**What is being asked**. Write out the listing below without alteration, omitting its pictures.

* * * * * * *

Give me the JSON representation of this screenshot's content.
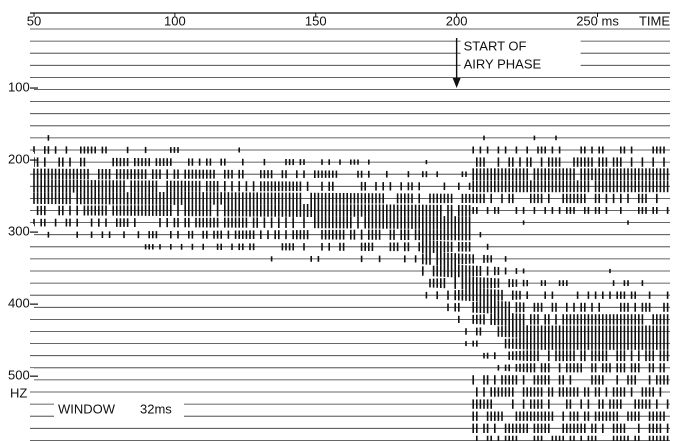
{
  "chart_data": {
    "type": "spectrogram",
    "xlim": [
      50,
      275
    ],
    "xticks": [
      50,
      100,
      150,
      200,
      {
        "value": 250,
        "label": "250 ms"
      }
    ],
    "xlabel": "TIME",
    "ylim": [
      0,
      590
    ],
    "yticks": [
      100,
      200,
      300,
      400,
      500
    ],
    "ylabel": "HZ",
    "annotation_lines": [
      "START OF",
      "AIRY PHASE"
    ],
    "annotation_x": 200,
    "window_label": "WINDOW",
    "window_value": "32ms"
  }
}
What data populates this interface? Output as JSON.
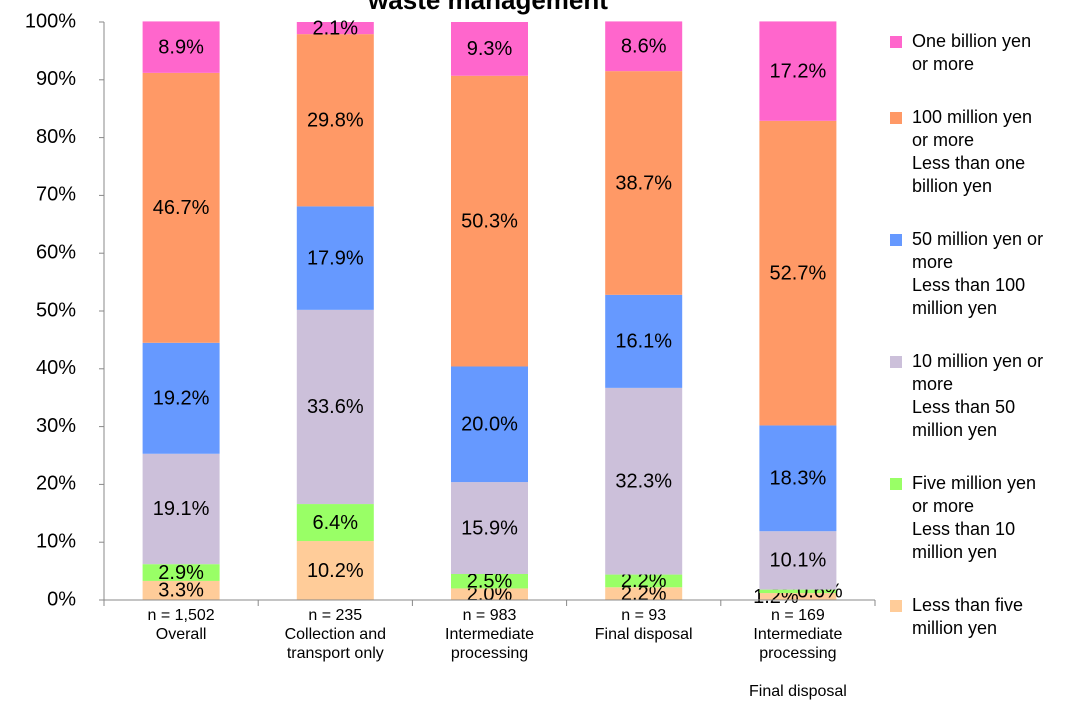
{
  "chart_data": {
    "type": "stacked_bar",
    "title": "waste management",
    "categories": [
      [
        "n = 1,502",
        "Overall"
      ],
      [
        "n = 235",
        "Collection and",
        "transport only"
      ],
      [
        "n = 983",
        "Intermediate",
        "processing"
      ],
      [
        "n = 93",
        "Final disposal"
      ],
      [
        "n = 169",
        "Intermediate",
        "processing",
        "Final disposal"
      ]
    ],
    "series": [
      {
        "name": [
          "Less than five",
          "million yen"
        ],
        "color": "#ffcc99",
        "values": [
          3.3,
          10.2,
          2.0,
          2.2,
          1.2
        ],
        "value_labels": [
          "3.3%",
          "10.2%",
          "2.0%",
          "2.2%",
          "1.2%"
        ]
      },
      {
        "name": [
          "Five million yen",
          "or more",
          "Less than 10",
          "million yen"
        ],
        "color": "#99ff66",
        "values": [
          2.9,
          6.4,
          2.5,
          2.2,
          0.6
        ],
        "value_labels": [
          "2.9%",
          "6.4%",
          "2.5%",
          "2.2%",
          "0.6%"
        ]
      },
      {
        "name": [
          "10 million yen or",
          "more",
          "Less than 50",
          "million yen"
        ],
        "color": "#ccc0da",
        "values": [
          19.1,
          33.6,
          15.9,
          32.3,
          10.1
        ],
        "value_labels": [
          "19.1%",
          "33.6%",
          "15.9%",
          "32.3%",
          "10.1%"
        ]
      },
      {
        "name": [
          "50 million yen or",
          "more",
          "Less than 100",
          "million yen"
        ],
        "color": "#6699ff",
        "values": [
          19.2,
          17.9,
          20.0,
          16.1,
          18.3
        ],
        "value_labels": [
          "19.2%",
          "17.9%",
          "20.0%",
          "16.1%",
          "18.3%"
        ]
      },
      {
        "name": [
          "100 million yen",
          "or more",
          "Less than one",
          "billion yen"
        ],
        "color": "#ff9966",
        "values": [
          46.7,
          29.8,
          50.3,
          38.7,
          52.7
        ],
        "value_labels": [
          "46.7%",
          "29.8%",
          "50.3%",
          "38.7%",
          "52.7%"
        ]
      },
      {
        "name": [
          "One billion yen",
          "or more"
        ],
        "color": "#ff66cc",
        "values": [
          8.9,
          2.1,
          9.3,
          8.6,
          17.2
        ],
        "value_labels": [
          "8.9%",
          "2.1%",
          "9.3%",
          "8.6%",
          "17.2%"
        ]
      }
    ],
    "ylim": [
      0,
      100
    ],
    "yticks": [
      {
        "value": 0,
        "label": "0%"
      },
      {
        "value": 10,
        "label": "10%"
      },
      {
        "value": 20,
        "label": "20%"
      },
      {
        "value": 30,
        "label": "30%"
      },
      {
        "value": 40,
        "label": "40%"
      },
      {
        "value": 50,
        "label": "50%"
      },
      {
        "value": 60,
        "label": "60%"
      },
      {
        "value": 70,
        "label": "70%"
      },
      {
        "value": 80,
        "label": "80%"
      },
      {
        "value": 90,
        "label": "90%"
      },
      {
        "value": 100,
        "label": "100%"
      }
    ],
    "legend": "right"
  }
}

* * * * * * *

**Task result**.
Give me the JSON representation of this screenshot's content.
{
  "chart_data": {
    "type": "spectrogram",
    "xlim": [
      50,
      275
    ],
    "xticks": [
      50,
      100,
      150,
      200,
      {
        "value": 250,
        "label": "250 ms"
      }
    ],
    "xlabel": "TIME",
    "ylim": [
      0,
      590
    ],
    "yticks": [
      100,
      200,
      300,
      400,
      500
    ],
    "ylabel": "HZ",
    "annotation_lines": [
      "START OF",
      "AIRY PHASE"
    ],
    "annotation_x": 200,
    "window_label": "WINDOW",
    "window_value": "32ms"
  }
}
What data populates this interface? Output as JSON.
{
  "chart_data": {
    "type": "stacked_bar",
    "title": "waste management",
    "categories": [
      [
        "n = 1,502",
        "Overall"
      ],
      [
        "n = 235",
        "Collection and",
        "transport only"
      ],
      [
        "n = 983",
        "Intermediate",
        "processing"
      ],
      [
        "n = 93",
        "Final disposal"
      ],
      [
        "n = 169",
        "Intermediate",
        "processing",
        "Final disposal"
      ]
    ],
    "series": [
      {
        "name": [
          "Less than five",
          "million yen"
        ],
        "color": "#ffcc99",
        "values": [
          3.3,
          10.2,
          2.0,
          2.2,
          1.2
        ],
        "value_labels": [
          "3.3%",
          "10.2%",
          "2.0%",
          "2.2%",
          "1.2%"
        ]
      },
      {
        "name": [
          "Five million yen",
          "or more",
          "Less than 10",
          "million yen"
        ],
        "color": "#99ff66",
        "values": [
          2.9,
          6.4,
          2.5,
          2.2,
          0.6
        ],
        "value_labels": [
          "2.9%",
          "6.4%",
          "2.5%",
          "2.2%",
          "0.6%"
        ]
      },
      {
        "name": [
          "10 million yen or",
          "more",
          "Less than 50",
          "million yen"
        ],
        "color": "#ccc0da",
        "values": [
          19.1,
          33.6,
          15.9,
          32.3,
          10.1
        ],
        "value_labels": [
          "19.1%",
          "33.6%",
          "15.9%",
          "32.3%",
          "10.1%"
        ]
      },
      {
        "name": [
          "50 million yen or",
          "more",
          "Less than 100",
          "million yen"
        ],
        "color": "#6699ff",
        "values": [
          19.2,
          17.9,
          20.0,
          16.1,
          18.3
        ],
        "value_labels": [
          "19.2%",
          "17.9%",
          "20.0%",
          "16.1%",
          "18.3%"
        ]
      },
      {
        "name": [
          "100 million yen",
          "or more",
          "Less than one",
          "billion yen"
        ],
        "color": "#ff9966",
        "values": [
          46.7,
          29.8,
          50.3,
          38.7,
          52.7
        ],
        "value_labels": [
          "46.7%",
          "29.8%",
          "50.3%",
          "38.7%",
          "52.7%"
        ]
      },
      {
        "name": [
          "One billion yen",
          "or more"
        ],
        "color": "#ff66cc",
        "values": [
          8.9,
          2.1,
          9.3,
          8.6,
          17.2
        ],
        "value_labels": [
          "8.9%",
          "2.1%",
          "9.3%",
          "8.6%",
          "17.2%"
        ]
      }
    ],
    "ylim": [
      0,
      100
    ],
    "yticks": [
      {
        "value": 0,
        "label": "0%"
      },
      {
        "value": 10,
        "label": "10%"
      },
      {
        "value": 20,
        "label": "20%"
      },
      {
        "value": 30,
        "label": "30%"
      },
      {
        "value": 40,
        "label": "40%"
      },
      {
        "value": 50,
        "label": "50%"
      },
      {
        "value": 60,
        "label": "60%"
      },
      {
        "value": 70,
        "label": "70%"
      },
      {
        "value": 80,
        "label": "80%"
      },
      {
        "value": 90,
        "label": "90%"
      },
      {
        "value": 100,
        "label": "100%"
      }
    ],
    "legend": "right"
  }
}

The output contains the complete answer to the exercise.